**Exercise requirements**. Copy each of the following entries verbatim, line by line.

**Raw data**.
※ ※ ※
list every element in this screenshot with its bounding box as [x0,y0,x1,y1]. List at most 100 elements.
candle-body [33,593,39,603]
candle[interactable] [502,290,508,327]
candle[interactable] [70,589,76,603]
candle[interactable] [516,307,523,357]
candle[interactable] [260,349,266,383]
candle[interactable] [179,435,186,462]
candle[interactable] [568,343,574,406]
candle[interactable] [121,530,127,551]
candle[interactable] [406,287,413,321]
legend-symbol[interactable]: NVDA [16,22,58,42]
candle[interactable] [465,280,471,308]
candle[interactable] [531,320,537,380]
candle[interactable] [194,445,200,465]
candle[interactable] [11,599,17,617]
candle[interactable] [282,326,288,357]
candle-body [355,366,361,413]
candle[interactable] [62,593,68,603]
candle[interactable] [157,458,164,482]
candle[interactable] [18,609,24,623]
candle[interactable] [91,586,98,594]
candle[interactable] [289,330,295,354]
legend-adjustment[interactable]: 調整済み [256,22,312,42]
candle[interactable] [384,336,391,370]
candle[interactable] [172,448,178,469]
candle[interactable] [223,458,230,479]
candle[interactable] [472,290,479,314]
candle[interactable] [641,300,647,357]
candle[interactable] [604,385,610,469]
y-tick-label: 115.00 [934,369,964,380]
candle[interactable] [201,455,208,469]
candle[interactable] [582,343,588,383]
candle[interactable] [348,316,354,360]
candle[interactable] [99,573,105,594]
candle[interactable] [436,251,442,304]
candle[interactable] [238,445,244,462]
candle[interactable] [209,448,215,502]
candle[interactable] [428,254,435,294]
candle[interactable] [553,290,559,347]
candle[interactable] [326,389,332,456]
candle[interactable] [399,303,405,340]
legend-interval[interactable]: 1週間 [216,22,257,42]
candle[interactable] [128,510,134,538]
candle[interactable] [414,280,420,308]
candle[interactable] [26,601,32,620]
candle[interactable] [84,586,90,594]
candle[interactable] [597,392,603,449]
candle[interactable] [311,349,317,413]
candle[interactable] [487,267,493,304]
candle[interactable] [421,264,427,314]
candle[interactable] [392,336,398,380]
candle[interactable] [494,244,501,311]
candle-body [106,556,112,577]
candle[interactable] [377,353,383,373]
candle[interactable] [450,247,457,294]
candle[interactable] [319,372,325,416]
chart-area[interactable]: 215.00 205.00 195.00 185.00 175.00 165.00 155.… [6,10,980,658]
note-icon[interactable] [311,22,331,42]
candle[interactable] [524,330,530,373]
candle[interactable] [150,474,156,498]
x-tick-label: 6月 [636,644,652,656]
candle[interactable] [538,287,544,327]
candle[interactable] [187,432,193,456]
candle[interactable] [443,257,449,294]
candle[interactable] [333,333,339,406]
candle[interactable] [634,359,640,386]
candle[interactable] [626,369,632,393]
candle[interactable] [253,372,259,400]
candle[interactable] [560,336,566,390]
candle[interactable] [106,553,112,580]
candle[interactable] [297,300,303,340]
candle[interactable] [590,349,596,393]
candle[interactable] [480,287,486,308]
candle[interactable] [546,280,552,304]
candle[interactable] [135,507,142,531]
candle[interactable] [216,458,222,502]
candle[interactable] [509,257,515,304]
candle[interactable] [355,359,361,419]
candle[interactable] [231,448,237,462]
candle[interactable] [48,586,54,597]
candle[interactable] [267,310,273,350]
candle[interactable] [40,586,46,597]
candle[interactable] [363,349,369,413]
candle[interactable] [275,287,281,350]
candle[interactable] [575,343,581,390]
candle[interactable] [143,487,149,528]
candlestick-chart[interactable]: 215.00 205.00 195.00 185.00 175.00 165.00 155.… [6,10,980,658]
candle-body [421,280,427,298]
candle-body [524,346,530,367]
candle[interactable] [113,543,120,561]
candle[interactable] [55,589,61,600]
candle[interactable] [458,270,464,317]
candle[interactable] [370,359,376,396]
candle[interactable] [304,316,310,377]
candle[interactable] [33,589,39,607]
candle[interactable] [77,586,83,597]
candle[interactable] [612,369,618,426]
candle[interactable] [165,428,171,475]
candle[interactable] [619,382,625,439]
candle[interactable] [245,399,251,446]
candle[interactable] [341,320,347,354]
※ ※ ※
**Full output**.
list every element in this screenshot with its bounding box as [x0,y0,x1,y1]. List at most 100 elements.
candle-body [33,593,39,603]
candle[interactable] [502,290,508,327]
candle[interactable] [70,589,76,603]
candle[interactable] [516,307,523,357]
candle[interactable] [260,349,266,383]
candle[interactable] [179,435,186,462]
candle[interactable] [568,343,574,406]
candle[interactable] [121,530,127,551]
candle[interactable] [406,287,413,321]
legend-symbol[interactable]: NVDA [16,22,58,42]
candle[interactable] [465,280,471,308]
candle[interactable] [531,320,537,380]
candle[interactable] [194,445,200,465]
candle[interactable] [11,599,17,617]
candle[interactable] [282,326,288,357]
candle-body [355,366,361,413]
candle[interactable] [62,593,68,603]
candle[interactable] [157,458,164,482]
candle[interactable] [18,609,24,623]
candle[interactable] [91,586,98,594]
candle[interactable] [289,330,295,354]
legend-adjustment[interactable]: 調整済み [256,22,312,42]
candle[interactable] [384,336,391,370]
candle[interactable] [172,448,178,469]
candle[interactable] [223,458,230,479]
candle[interactable] [472,290,479,314]
candle[interactable] [641,300,647,357]
candle[interactable] [604,385,610,469]
y-tick-label: 115.00 [934,369,964,380]
candle[interactable] [201,455,208,469]
candle[interactable] [582,343,588,383]
candle[interactable] [348,316,354,360]
candle[interactable] [99,573,105,594]
candle[interactable] [436,251,442,304]
candle[interactable] [238,445,244,462]
candle[interactable] [209,448,215,502]
candle[interactable] [428,254,435,294]
candle[interactable] [553,290,559,347]
candle[interactable] [326,389,332,456]
candle[interactable] [399,303,405,340]
legend-interval[interactable]: 1週間 [216,22,257,42]
candle[interactable] [128,510,134,538]
candle[interactable] [414,280,420,308]
candle[interactable] [26,601,32,620]
candle[interactable] [84,586,90,594]
candle[interactable] [597,392,603,449]
candle[interactable] [311,349,317,413]
candle[interactable] [487,267,493,304]
candle[interactable] [421,264,427,314]
candle[interactable] [392,336,398,380]
candle[interactable] [494,244,501,311]
candle-body [106,556,112,577]
candle[interactable] [377,353,383,373]
candle[interactable] [450,247,457,294]
candle[interactable] [319,372,325,416]
chart-area[interactable]: 215.00 205.00 195.00 185.00 175.00 165.00 155.… [6,10,980,658]
note-icon[interactable] [311,22,331,42]
candle[interactable] [524,330,530,373]
candle[interactable] [150,474,156,498]
x-tick-label: 6月 [636,644,652,656]
candle[interactable] [538,287,544,327]
candle[interactable] [187,432,193,456]
candle[interactable] [443,257,449,294]
candle[interactable] [333,333,339,406]
candle[interactable] [634,359,640,386]
candle[interactable] [626,369,632,393]
candle[interactable] [253,372,259,400]
candle[interactable] [560,336,566,390]
candle[interactable] [106,553,112,580]
candle[interactable] [297,300,303,340]
candle[interactable] [590,349,596,393]
candle[interactable] [480,287,486,308]
candle[interactable] [546,280,552,304]
candle[interactable] [135,507,142,531]
candle[interactable] [216,458,222,502]
candle[interactable] [509,257,515,304]
candle[interactable] [355,359,361,419]
candle[interactable] [231,448,237,462]
candle[interactable] [48,586,54,597]
candle[interactable] [267,310,273,350]
candle[interactable] [40,586,46,597]
candle[interactable] [363,349,369,413]
candle[interactable] [275,287,281,350]
candle[interactable] [575,343,581,390]
candle[interactable] [143,487,149,528]
candlestick-chart[interactable]: 215.00 205.00 195.00 185.00 175.00 165.00 155.… [6,10,980,658]
candle-body [421,280,427,298]
candle-body [524,346,530,367]
candle[interactable] [113,543,120,561]
candle[interactable] [55,589,61,600]
candle[interactable] [458,270,464,317]
candle[interactable] [370,359,376,396]
candle[interactable] [304,316,310,377]
candle[interactable] [33,589,39,607]
candle[interactable] [77,586,83,597]
candle[interactable] [612,369,618,426]
candle[interactable] [165,428,171,475]
candle[interactable] [619,382,625,439]
candle[interactable] [245,399,251,446]
candle[interactable] [341,320,347,354]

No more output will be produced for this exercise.